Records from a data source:
⁂

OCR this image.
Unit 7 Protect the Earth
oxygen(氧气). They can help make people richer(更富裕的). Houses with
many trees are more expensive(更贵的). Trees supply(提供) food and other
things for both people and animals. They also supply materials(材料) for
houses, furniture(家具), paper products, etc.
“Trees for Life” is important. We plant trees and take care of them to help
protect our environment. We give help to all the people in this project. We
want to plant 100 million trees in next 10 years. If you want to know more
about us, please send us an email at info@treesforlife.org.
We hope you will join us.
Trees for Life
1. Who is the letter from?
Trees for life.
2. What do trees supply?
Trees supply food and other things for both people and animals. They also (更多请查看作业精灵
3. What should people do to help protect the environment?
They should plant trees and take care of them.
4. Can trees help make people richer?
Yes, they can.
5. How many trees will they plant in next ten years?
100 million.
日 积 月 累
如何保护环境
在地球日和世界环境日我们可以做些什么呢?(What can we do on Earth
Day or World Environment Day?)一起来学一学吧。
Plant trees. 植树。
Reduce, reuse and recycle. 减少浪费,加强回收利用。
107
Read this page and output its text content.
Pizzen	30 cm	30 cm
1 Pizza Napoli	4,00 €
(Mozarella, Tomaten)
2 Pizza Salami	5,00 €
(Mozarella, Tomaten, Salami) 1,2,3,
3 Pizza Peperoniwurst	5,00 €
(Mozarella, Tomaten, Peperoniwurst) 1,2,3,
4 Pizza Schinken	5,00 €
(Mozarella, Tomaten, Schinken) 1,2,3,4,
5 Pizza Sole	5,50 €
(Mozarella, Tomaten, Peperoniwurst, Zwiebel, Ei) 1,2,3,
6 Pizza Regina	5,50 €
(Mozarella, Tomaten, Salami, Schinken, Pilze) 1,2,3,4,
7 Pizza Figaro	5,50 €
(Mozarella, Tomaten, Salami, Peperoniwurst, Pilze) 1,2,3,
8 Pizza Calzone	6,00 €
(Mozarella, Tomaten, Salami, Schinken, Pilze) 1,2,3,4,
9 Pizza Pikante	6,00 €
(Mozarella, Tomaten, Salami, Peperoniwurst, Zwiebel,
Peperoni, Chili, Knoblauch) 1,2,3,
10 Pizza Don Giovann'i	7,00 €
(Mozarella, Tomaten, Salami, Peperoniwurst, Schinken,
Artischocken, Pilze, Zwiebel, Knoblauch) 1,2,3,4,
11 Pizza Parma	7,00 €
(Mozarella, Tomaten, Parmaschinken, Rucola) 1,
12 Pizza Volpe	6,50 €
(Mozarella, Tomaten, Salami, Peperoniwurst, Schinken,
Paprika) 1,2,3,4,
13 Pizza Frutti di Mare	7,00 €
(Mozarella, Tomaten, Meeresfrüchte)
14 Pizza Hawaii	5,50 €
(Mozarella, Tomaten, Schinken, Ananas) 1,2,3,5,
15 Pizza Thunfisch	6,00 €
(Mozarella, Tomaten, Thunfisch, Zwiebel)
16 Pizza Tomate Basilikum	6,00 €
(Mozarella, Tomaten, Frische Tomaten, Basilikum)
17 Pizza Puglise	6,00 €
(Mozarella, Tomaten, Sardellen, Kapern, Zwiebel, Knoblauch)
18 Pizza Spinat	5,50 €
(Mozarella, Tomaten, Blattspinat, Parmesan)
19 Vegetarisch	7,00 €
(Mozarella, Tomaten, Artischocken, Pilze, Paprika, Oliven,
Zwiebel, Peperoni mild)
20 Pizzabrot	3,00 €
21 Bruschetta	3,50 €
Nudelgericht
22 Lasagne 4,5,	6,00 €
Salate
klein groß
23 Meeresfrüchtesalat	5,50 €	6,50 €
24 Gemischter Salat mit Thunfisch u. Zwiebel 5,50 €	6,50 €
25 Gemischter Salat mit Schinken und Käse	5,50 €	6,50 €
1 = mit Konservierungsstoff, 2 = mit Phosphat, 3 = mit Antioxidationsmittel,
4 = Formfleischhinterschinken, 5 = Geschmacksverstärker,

⁂

Lines holding the word "next" in the entries above are the ones to pull out. Copy them all.

Solution below -
want to plant 100 million trees in next 10 years. If you want to know more
5. How many trees will they plant in next ten years?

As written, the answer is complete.